▶ **Given exercise**: Output all the data exactly. Pictures do not belong in the copy.

— start Stored records —

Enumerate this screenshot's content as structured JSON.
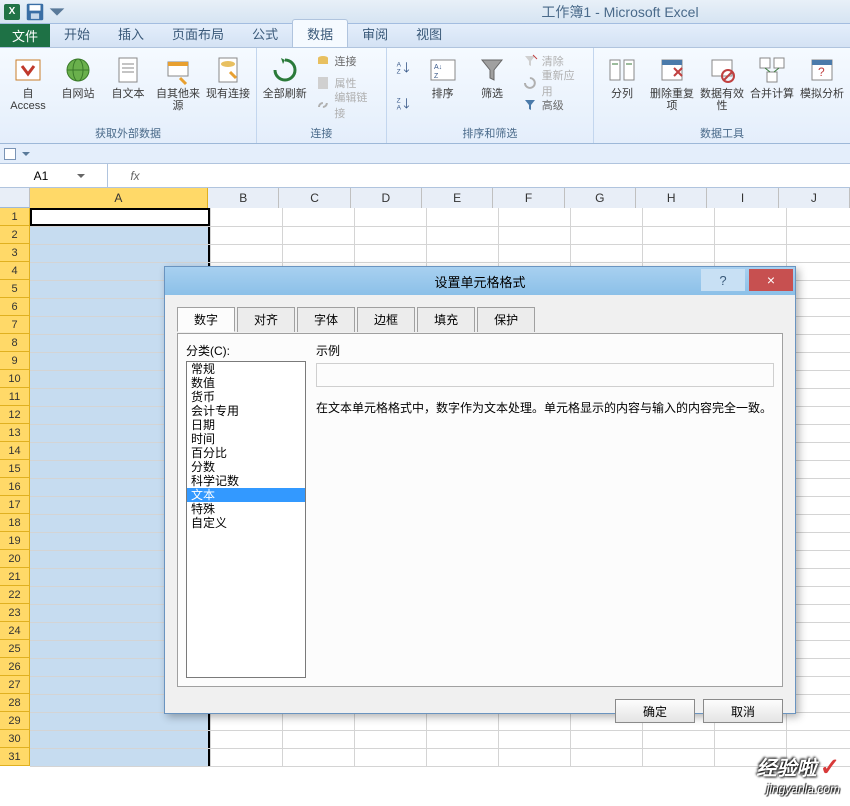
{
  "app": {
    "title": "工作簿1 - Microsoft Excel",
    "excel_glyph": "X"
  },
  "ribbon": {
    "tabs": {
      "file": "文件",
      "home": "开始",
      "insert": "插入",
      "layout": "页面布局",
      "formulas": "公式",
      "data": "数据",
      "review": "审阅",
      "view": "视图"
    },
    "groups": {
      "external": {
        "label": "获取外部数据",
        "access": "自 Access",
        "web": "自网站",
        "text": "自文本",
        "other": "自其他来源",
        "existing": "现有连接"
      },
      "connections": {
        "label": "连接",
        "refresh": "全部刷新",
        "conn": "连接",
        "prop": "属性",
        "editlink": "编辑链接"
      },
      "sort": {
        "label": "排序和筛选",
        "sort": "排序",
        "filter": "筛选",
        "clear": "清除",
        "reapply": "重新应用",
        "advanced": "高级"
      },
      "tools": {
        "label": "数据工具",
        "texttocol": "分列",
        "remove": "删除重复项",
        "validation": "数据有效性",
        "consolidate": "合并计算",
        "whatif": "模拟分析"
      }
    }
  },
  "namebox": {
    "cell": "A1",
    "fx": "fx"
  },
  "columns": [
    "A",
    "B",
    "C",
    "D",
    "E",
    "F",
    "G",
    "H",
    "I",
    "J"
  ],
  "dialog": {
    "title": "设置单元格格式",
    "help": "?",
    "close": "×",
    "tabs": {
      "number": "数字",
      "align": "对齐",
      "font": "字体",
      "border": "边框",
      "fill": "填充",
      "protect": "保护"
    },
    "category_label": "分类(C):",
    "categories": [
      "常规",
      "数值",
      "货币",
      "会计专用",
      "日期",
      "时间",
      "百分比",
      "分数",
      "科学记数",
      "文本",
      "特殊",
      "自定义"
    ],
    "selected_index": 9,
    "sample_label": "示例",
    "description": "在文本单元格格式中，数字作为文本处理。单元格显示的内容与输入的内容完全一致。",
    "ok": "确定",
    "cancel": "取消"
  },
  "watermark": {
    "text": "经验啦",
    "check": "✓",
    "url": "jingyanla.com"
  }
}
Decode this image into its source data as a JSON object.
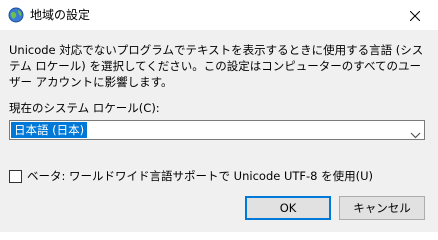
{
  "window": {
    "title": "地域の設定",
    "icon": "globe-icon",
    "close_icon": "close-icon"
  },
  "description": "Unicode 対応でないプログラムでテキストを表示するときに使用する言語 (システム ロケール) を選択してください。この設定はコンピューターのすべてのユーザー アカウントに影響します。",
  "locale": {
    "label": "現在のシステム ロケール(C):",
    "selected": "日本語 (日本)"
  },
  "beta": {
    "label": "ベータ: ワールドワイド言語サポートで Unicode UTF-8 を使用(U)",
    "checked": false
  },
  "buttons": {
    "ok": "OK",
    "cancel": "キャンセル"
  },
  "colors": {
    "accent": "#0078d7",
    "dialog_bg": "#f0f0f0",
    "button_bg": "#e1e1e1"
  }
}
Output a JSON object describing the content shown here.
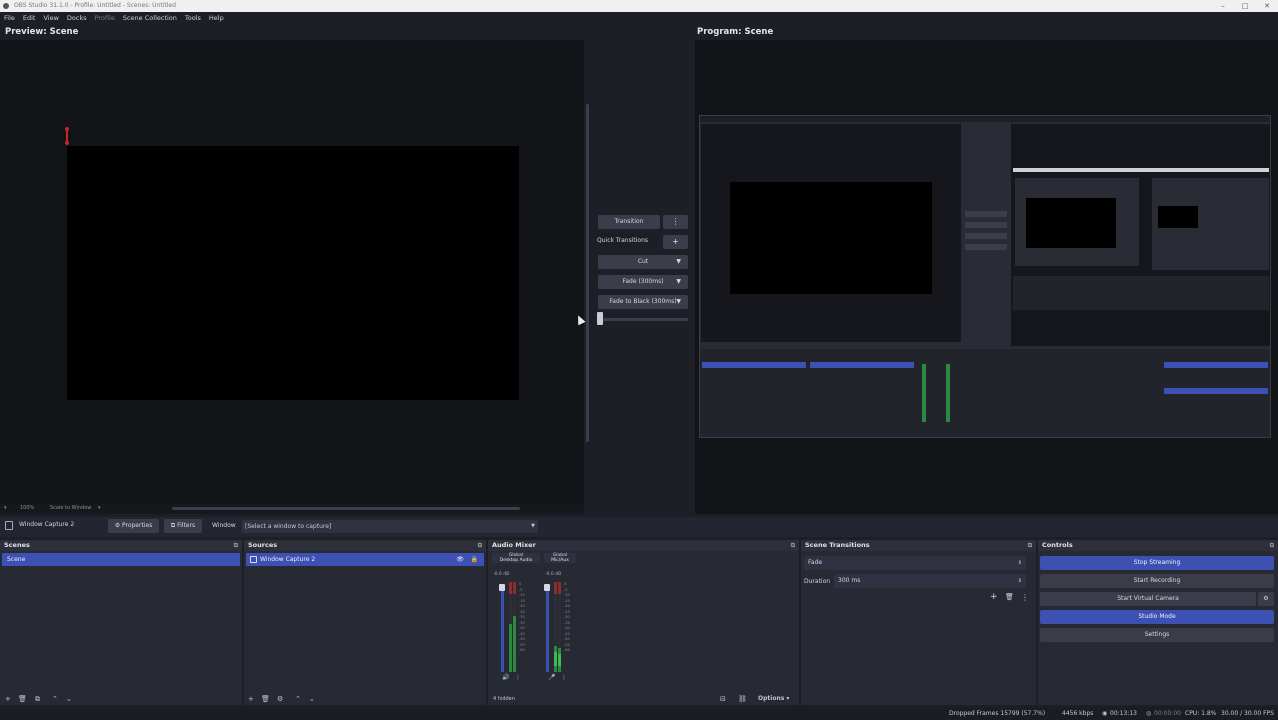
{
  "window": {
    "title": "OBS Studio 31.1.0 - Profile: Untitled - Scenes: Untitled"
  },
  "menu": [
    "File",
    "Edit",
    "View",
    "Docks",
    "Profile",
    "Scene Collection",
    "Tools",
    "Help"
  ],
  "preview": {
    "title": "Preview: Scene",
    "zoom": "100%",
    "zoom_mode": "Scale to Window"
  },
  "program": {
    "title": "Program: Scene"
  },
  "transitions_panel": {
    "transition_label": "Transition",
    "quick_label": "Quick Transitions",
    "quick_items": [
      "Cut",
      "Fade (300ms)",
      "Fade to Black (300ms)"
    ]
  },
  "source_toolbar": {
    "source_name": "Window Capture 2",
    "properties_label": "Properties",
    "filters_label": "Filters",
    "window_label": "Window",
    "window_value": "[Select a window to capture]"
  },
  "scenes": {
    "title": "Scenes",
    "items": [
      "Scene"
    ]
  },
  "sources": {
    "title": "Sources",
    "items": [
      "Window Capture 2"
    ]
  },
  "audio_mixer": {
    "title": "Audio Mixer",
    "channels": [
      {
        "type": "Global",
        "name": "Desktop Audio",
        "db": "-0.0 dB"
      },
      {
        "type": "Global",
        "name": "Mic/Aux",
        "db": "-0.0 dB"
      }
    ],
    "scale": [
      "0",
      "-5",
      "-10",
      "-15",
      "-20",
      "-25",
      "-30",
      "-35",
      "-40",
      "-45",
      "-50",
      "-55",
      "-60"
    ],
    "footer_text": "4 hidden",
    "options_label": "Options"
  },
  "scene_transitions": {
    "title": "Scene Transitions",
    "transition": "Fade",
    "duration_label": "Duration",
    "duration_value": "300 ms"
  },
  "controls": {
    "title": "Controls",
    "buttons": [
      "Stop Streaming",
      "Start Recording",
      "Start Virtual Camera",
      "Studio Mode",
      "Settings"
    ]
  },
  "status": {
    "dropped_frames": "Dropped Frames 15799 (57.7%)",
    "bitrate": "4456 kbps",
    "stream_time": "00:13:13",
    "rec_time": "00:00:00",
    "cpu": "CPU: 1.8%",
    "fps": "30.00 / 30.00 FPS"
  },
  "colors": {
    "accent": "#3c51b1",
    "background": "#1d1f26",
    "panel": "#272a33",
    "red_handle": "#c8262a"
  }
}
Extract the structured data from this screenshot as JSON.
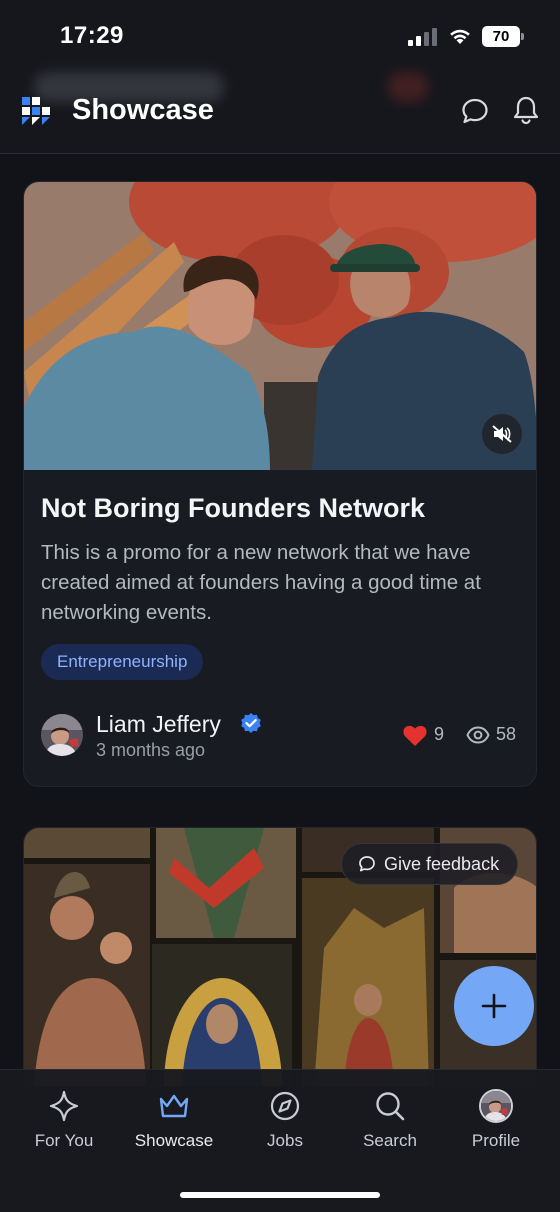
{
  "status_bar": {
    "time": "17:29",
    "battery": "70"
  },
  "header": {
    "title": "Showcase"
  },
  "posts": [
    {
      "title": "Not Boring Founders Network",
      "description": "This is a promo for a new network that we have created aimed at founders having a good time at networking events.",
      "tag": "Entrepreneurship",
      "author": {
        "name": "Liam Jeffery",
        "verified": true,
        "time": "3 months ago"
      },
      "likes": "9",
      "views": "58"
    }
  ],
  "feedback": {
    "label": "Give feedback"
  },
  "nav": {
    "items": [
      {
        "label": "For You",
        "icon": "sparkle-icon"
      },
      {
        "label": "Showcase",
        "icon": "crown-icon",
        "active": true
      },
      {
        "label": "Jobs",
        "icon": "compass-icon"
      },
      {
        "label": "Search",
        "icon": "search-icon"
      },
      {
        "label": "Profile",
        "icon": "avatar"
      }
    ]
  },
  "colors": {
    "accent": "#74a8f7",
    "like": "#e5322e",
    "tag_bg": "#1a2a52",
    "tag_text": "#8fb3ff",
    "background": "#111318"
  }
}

— end Stored records —

▶ **Right answer**:
Enumerate this screenshot's content as structured JSON.
{
  "app": {
    "title": "工作簿1 - Microsoft Excel",
    "excel_glyph": "X"
  },
  "ribbon": {
    "tabs": {
      "file": "文件",
      "home": "开始",
      "insert": "插入",
      "layout": "页面布局",
      "formulas": "公式",
      "data": "数据",
      "review": "审阅",
      "view": "视图"
    },
    "groups": {
      "external": {
        "label": "获取外部数据",
        "access": "自 Access",
        "web": "自网站",
        "text": "自文本",
        "other": "自其他来源",
        "existing": "现有连接"
      },
      "connections": {
        "label": "连接",
        "refresh": "全部刷新",
        "conn": "连接",
        "prop": "属性",
        "editlink": "编辑链接"
      },
      "sort": {
        "label": "排序和筛选",
        "sort": "排序",
        "filter": "筛选",
        "clear": "清除",
        "reapply": "重新应用",
        "advanced": "高级"
      },
      "tools": {
        "label": "数据工具",
        "texttocol": "分列",
        "remove": "删除重复项",
        "validation": "数据有效性",
        "consolidate": "合并计算",
        "whatif": "模拟分析"
      }
    }
  },
  "namebox": {
    "cell": "A1",
    "fx": "fx"
  },
  "columns": [
    "A",
    "B",
    "C",
    "D",
    "E",
    "F",
    "G",
    "H",
    "I",
    "J"
  ],
  "dialog": {
    "title": "设置单元格格式",
    "help": "?",
    "close": "×",
    "tabs": {
      "number": "数字",
      "align": "对齐",
      "font": "字体",
      "border": "边框",
      "fill": "填充",
      "protect": "保护"
    },
    "category_label": "分类(C):",
    "categories": [
      "常规",
      "数值",
      "货币",
      "会计专用",
      "日期",
      "时间",
      "百分比",
      "分数",
      "科学记数",
      "文本",
      "特殊",
      "自定义"
    ],
    "selected_index": 9,
    "sample_label": "示例",
    "description": "在文本单元格格式中，数字作为文本处理。单元格显示的内容与输入的内容完全一致。",
    "ok": "确定",
    "cancel": "取消"
  },
  "watermark": {
    "text": "经验啦",
    "check": "✓",
    "url": "jingyanla.com"
  }
}
Decode this image into its source data as a JSON object.
{
  "window": {
    "title": "地域の設定",
    "icon": "globe-icon",
    "close_icon": "close-icon"
  },
  "description": "Unicode 対応でないプログラムでテキストを表示するときに使用する言語 (システム ロケール) を選択してください。この設定はコンピューターのすべてのユーザー アカウントに影響します。",
  "locale": {
    "label": "現在のシステム ロケール(C):",
    "selected": "日本語 (日本)"
  },
  "beta": {
    "label": "ベータ: ワールドワイド言語サポートで Unicode UTF-8 を使用(U)",
    "checked": false
  },
  "buttons": {
    "ok": "OK",
    "cancel": "キャンセル"
  },
  "colors": {
    "accent": "#0078d7",
    "dialog_bg": "#f0f0f0",
    "button_bg": "#e1e1e1"
  }
}
Output a JSON object describing the content shown here.
{
  "window": {
    "title": "OBS Studio 31.1.0 - Profile: Untitled - Scenes: Untitled"
  },
  "menu": [
    "File",
    "Edit",
    "View",
    "Docks",
    "Profile",
    "Scene Collection",
    "Tools",
    "Help"
  ],
  "preview": {
    "title": "Preview: Scene",
    "zoom": "100%",
    "zoom_mode": "Scale to Window"
  },
  "program": {
    "title": "Program: Scene"
  },
  "transitions_panel": {
    "transition_label": "Transition",
    "quick_label": "Quick Transitions",
    "quick_items": [
      "Cut",
      "Fade (300ms)",
      "Fade to Black (300ms)"
    ]
  },
  "source_toolbar": {
    "source_name": "Window Capture 2",
    "properties_label": "Properties",
    "filters_label": "Filters",
    "window_label": "Window",
    "window_value": "[Select a window to capture]"
  },
  "scenes": {
    "title": "Scenes",
    "items": [
      "Scene"
    ]
  },
  "sources": {
    "title": "Sources",
    "items": [
      "Window Capture 2"
    ]
  },
  "audio_mixer": {
    "title": "Audio Mixer",
    "channels": [
      {
        "type": "Global",
        "name": "Desktop Audio",
        "db": "-0.0 dB"
      },
      {
        "type": "Global",
        "name": "Mic/Aux",
        "db": "-0.0 dB"
      }
    ],
    "scale": [
      "0",
      "-5",
      "-10",
      "-15",
      "-20",
      "-25",
      "-30",
      "-35",
      "-40",
      "-45",
      "-50",
      "-55",
      "-60"
    ],
    "footer_text": "4 hidden",
    "options_label": "Options"
  },
  "scene_transitions": {
    "title": "Scene Transitions",
    "transition": "Fade",
    "duration_label": "Duration",
    "duration_value": "300 ms"
  },
  "controls": {
    "title": "Controls",
    "buttons": [
      "Stop Streaming",
      "Start Recording",
      "Start Virtual Camera",
      "Studio Mode",
      "Settings"
    ]
  },
  "status": {
    "dropped_frames": "Dropped Frames 15799 (57.7%)",
    "bitrate": "4456 kbps",
    "stream_time": "00:13:13",
    "rec_time": "00:00:00",
    "cpu": "CPU: 1.8%",
    "fps": "30.00 / 30.00 FPS"
  },
  "colors": {
    "accent": "#3c51b1",
    "background": "#1d1f26",
    "panel": "#272a33",
    "red_handle": "#c8262a"
  }
}
Extract the structured data from this screenshot as JSON.
{
  "status_bar": {
    "time": "17:29",
    "battery": "70"
  },
  "header": {
    "title": "Showcase"
  },
  "posts": [
    {
      "title": "Not Boring Founders Network",
      "description": "This is a promo for a new network that we have created aimed at founders having a good time at networking events.",
      "tag": "Entrepreneurship",
      "author": {
        "name": "Liam Jeffery",
        "verified": true,
        "time": "3 months ago"
      },
      "likes": "9",
      "views": "58"
    }
  ],
  "feedback": {
    "label": "Give feedback"
  },
  "nav": {
    "items": [
      {
        "label": "For You",
        "icon": "sparkle-icon"
      },
      {
        "label": "Showcase",
        "icon": "crown-icon",
        "active": true
      },
      {
        "label": "Jobs",
        "icon": "compass-icon"
      },
      {
        "label": "Search",
        "icon": "search-icon"
      },
      {
        "label": "Profile",
        "icon": "avatar"
      }
    ]
  },
  "colors": {
    "accent": "#74a8f7",
    "like": "#e5322e",
    "tag_bg": "#1a2a52",
    "tag_text": "#8fb3ff",
    "background": "#111318"
  }
}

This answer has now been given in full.